### Complete the following
[A] List each role or title that the fashion heritage article gives for Danilo Venturi.
[B] Reproduce the passage of the fashion heritage article that opens with the words containing "Fashion Heritage under" and closes with "the online sphere.".

Fashion Heritage under Discussion

Danilo Venturi -fashion and luxury consultant, author of “Luxury Hackers” and head of department at Polimoda- unleashed a hefty debate on Polimodamag.com around a brand’s use of its heritage, stating that brand Alexander McQueen under PPR has lost the character of its name-sake designer after his unfortunate death. Concurrently, the YSL logo change by Hedi Slimane elicited some vehement opposition on Facebook. Obviously, heritage can be a hot and touchy topic in the online sphere.

Brands go about their heritage in different ways. While some brands reveal some of their heritage to the public and curate the content in an especially designated space (e.g. Cristóbal Balenciaga Museoa, Gucci Museo), the majority of brands keep their heritage in private archives.

(Coordinate annotation records)

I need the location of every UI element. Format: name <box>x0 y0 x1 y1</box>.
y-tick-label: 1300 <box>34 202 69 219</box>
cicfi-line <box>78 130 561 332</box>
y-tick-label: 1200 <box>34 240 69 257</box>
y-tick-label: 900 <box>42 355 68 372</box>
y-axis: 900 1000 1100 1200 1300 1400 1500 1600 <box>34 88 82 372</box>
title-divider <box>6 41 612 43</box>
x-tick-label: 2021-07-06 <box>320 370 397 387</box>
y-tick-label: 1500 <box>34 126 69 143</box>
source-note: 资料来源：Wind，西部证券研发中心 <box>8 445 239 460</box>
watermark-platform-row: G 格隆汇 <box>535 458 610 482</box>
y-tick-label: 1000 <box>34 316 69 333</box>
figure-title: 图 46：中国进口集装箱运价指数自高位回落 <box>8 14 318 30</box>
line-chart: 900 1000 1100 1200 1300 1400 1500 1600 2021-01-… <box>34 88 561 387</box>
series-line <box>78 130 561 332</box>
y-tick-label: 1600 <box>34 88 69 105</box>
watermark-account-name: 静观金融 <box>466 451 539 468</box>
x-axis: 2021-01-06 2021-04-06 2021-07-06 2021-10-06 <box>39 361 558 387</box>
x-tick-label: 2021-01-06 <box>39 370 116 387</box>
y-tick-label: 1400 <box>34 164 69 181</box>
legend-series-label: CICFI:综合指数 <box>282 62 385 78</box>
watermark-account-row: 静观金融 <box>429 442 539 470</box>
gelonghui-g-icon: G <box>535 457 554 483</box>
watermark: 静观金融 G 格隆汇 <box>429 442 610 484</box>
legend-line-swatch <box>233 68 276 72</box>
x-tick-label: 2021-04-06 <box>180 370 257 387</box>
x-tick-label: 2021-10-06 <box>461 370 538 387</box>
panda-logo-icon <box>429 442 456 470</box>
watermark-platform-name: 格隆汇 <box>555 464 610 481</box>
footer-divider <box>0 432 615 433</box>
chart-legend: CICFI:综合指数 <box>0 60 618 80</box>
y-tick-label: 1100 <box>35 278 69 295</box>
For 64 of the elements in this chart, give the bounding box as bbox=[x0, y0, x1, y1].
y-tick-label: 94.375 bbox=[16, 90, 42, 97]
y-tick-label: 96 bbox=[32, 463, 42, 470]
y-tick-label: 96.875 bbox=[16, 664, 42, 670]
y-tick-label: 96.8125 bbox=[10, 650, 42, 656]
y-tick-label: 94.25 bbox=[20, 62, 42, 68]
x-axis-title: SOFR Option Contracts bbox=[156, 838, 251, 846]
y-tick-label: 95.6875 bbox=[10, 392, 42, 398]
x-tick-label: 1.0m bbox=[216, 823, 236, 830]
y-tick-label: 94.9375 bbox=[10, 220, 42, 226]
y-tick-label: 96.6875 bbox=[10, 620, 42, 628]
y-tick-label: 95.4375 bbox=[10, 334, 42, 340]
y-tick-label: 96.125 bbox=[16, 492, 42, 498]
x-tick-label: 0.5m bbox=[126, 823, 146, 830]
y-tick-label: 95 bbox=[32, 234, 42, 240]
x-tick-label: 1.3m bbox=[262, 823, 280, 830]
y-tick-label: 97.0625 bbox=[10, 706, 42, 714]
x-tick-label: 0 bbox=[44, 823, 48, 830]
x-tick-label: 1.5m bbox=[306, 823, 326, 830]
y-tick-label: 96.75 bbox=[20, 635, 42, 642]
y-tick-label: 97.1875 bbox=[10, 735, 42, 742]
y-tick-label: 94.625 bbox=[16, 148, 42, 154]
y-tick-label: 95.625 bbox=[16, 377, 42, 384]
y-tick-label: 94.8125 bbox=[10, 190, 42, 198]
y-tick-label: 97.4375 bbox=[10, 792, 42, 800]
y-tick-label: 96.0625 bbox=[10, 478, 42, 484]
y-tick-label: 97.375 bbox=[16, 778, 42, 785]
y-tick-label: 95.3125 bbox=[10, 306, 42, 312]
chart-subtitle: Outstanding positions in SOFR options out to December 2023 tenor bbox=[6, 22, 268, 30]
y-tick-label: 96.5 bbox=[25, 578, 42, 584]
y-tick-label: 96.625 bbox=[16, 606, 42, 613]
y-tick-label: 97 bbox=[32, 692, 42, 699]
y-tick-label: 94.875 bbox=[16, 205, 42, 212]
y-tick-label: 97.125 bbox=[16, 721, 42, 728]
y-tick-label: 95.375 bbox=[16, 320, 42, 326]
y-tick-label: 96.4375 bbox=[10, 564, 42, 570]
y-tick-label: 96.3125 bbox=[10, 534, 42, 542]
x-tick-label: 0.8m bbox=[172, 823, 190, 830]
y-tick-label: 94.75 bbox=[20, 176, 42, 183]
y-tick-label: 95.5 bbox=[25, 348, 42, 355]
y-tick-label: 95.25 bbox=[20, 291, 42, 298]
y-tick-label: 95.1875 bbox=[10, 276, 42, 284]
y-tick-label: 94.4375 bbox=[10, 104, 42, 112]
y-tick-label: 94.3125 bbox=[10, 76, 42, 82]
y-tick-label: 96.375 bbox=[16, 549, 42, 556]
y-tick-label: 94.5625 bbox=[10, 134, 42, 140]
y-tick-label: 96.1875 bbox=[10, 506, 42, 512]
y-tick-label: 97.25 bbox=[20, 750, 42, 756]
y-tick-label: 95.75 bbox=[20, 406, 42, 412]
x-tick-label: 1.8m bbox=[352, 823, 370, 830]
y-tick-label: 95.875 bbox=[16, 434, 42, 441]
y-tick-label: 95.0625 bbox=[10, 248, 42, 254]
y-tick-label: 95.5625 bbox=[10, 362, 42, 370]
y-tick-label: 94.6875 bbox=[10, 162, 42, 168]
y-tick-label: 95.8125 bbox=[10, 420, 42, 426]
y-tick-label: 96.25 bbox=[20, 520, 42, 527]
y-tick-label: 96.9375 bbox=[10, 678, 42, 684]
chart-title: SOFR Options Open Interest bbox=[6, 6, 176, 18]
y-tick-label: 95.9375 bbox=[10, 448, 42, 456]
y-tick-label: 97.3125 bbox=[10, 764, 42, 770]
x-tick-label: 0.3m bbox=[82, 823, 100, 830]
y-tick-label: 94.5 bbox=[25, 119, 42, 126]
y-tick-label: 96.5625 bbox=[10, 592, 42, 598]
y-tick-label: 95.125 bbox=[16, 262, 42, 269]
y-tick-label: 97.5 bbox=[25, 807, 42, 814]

### Solutions to the exercise
[A]
- Fashion and luxury consultant
- Author of “Luxury Hackers”
- Head of department at Polimoda

[B]
Fashion Heritage under Discussion

Danilo Venturi -fashion and luxury consultant, author of “Luxury Hackers” and head of department at Polimoda- unleashed a hefty debate on Polimodamag.com around a brand’s use of its heritage, stating that brand Alexander McQueen under PPR has lost the character of its name-sake designer after his unfortunate death. Concurrently, the YSL logo change by Hedi Slimane elicited some vehement opposition on Facebook. Obviously, heritage can be a hot and touchy topic in the online sphere.